(Directions for this task) Please work out how many lines in the data below hold the word "cells", and state only the number.

(Source data)
◆ ◆ ◆ ◆
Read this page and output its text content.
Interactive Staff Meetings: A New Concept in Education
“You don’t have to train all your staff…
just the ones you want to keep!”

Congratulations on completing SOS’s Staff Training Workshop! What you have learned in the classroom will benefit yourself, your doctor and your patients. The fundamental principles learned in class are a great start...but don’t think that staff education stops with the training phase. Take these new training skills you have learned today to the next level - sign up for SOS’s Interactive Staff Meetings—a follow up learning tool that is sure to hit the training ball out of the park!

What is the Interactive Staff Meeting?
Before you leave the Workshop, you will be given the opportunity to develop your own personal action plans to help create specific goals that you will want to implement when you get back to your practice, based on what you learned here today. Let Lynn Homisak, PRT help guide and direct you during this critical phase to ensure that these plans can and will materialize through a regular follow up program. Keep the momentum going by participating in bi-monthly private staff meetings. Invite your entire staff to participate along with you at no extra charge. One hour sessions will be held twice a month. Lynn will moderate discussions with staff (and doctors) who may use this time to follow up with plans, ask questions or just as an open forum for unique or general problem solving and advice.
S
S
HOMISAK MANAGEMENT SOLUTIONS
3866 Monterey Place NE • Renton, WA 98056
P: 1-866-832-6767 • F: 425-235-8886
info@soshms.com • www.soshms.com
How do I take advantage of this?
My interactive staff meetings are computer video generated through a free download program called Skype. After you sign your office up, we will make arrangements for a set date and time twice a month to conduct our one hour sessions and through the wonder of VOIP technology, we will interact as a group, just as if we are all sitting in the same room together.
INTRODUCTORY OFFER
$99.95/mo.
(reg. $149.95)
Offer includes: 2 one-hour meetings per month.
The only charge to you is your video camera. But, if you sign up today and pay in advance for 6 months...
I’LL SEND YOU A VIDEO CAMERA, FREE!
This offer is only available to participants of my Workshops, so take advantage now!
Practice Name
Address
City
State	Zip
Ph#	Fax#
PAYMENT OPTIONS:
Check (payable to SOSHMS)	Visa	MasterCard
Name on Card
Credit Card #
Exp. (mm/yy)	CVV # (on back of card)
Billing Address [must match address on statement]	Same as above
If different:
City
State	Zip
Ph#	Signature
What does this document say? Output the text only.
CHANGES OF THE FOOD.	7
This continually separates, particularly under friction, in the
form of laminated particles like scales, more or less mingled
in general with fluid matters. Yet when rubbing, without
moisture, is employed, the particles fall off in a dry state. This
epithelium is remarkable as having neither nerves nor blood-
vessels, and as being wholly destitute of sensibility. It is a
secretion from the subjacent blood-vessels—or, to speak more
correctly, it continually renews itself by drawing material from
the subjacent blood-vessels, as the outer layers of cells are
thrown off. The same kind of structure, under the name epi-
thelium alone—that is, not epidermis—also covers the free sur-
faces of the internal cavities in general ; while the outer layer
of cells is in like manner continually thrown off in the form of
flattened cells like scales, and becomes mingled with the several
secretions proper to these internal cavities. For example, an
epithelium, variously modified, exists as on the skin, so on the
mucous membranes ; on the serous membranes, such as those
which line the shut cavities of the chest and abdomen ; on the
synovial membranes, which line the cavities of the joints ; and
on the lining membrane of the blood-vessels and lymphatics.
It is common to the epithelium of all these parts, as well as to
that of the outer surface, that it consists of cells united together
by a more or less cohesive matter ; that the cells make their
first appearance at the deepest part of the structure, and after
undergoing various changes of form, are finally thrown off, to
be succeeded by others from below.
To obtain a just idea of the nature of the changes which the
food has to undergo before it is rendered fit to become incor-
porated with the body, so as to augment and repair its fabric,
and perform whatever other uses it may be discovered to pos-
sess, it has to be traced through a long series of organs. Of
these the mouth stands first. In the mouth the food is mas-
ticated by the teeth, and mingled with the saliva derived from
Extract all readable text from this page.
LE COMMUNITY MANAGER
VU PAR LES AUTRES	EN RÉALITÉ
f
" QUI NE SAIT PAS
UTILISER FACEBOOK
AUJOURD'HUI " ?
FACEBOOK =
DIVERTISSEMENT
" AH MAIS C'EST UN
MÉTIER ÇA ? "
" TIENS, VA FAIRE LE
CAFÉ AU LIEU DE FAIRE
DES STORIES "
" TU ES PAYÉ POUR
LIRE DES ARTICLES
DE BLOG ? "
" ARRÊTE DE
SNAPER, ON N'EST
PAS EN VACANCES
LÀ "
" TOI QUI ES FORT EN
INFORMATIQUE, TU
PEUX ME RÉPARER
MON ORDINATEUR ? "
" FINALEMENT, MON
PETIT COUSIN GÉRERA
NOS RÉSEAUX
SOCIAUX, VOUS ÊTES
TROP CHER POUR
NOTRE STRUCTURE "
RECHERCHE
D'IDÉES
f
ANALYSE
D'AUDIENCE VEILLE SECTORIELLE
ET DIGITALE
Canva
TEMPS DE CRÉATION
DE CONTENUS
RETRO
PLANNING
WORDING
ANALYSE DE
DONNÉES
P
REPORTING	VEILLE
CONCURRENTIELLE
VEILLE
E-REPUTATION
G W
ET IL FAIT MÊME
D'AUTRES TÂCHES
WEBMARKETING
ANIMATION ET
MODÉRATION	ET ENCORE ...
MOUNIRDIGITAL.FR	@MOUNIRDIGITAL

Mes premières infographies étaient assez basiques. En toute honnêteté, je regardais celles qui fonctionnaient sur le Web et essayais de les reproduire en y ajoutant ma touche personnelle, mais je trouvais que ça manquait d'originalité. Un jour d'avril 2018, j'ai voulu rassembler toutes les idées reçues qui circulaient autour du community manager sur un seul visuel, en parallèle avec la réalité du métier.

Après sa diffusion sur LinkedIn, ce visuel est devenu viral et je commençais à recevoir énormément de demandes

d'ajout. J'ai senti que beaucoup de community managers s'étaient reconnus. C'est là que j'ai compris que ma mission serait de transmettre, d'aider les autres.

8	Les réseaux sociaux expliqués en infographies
◆ ◆ ◆ ◆
(Result of this task) 5